- Work instructions -
Repeat what the lines below say, word for word, and skip every image.

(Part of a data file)
------------

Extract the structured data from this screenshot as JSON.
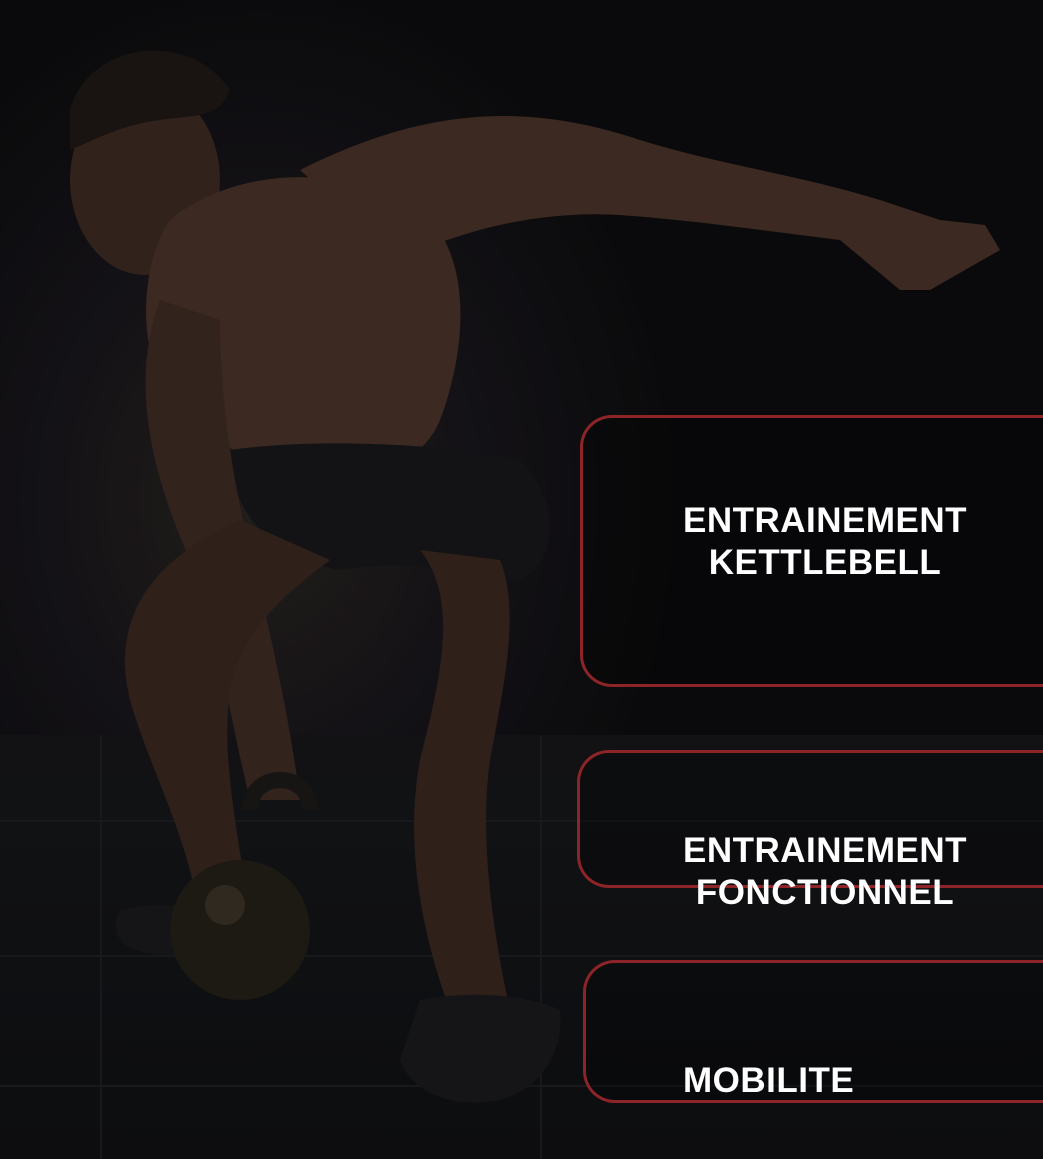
{
  "cards": [
    {
      "line1": "ENTRAINEMENT",
      "line2": "KETTLEBELL"
    },
    {
      "line1": "ENTRAINEMENT",
      "line2": "FONCTIONNEL"
    },
    {
      "line1": "MOBILITE"
    }
  ],
  "colors": {
    "accent": "#8d2427",
    "text": "#ffffff",
    "background": "#0b0b0c"
  }
}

------------

- Reply -
Extract the structured data from this screenshot as JSON.
{
  "cards": [
    {
      "line1": "ENTRAINEMENT",
      "line2": "KETTLEBELL"
    },
    {
      "line1": "ENTRAINEMENT",
      "line2": "FONCTIONNEL"
    },
    {
      "line1": "MOBILITE"
    }
  ],
  "colors": {
    "accent": "#8d2427",
    "text": "#ffffff",
    "background": "#0b0b0c"
  }
}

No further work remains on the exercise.